● Goal: Each entry below is to be printed verbatim.

● Task data:
^^^^^^^^
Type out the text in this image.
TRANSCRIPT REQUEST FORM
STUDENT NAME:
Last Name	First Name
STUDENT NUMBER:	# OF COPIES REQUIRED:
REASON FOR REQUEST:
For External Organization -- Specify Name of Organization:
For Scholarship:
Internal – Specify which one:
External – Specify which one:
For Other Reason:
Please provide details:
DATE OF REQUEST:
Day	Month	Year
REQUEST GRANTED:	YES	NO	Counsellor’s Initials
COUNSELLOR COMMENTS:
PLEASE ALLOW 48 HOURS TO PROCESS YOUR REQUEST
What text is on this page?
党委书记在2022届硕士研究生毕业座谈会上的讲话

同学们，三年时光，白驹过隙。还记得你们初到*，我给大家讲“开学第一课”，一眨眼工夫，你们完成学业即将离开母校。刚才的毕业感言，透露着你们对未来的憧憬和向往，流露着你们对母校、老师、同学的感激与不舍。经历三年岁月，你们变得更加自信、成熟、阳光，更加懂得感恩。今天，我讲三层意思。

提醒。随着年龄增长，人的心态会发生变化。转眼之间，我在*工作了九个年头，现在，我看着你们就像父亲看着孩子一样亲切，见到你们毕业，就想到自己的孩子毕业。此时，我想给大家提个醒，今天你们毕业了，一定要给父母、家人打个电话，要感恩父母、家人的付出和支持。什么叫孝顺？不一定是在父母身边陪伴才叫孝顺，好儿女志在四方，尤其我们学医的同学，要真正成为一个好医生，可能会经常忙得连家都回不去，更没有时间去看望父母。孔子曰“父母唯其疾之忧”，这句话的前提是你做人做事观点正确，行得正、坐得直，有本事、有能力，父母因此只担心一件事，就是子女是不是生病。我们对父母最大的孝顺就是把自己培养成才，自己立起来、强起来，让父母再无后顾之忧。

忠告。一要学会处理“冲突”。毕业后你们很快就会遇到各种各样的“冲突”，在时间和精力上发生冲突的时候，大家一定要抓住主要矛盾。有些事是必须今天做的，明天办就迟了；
^^^^^^^^
● Reply to the task:
Type out the text in this image.
TRANSCRIPT REQUEST FORM
STUDENT NAME:
Last Name	First Name
STUDENT NUMBER:	# OF COPIES REQUIRED:
REASON FOR REQUEST:
For External Organization -- Specify Name of Organization:
For Scholarship:
Internal – Specify which one:
External – Specify which one:
For Other Reason:
Please provide details:
DATE OF REQUEST:
Day	Month	Year
REQUEST GRANTED:	YES	NO	Counsellor’s Initials
COUNSELLOR COMMENTS:
PLEASE ALLOW 48 HOURS TO PROCESS YOUR REQUEST
What text is on this page?
党委书记在2022届硕士研究生毕业座谈会上的讲话

同学们，三年时光，白驹过隙。还记得你们初到*，我给大家讲“开学第一课”，一眨眼工夫，你们完成学业即将离开母校。刚才的毕业感言，透露着你们对未来的憧憬和向往，流露着你们对母校、老师、同学的感激与不舍。经历三年岁月，你们变得更加自信、成熟、阳光，更加懂得感恩。今天，我讲三层意思。

提醒。随着年龄增长，人的心态会发生变化。转眼之间，我在*工作了九个年头，现在，我看着你们就像父亲看着孩子一样亲切，见到你们毕业，就想到自己的孩子毕业。此时，我想给大家提个醒，今天你们毕业了，一定要给父母、家人打个电话，要感恩父母、家人的付出和支持。什么叫孝顺？不一定是在父母身边陪伴才叫孝顺，好儿女志在四方，尤其我们学医的同学，要真正成为一个好医生，可能会经常忙得连家都回不去，更没有时间去看望父母。孔子曰“父母唯其疾之忧”，这句话的前提是你做人做事观点正确，行得正、坐得直，有本事、有能力，父母因此只担心一件事，就是子女是不是生病。我们对父母最大的孝顺就是把自己培养成才，自己立起来、强起来，让父母再无后顾之忧。

忠告。一要学会处理“冲突”。毕业后你们很快就会遇到各种各样的“冲突”，在时间和精力上发生冲突的时候，大家一定要抓住主要矛盾。有些事是必须今天做的，明天办就迟了；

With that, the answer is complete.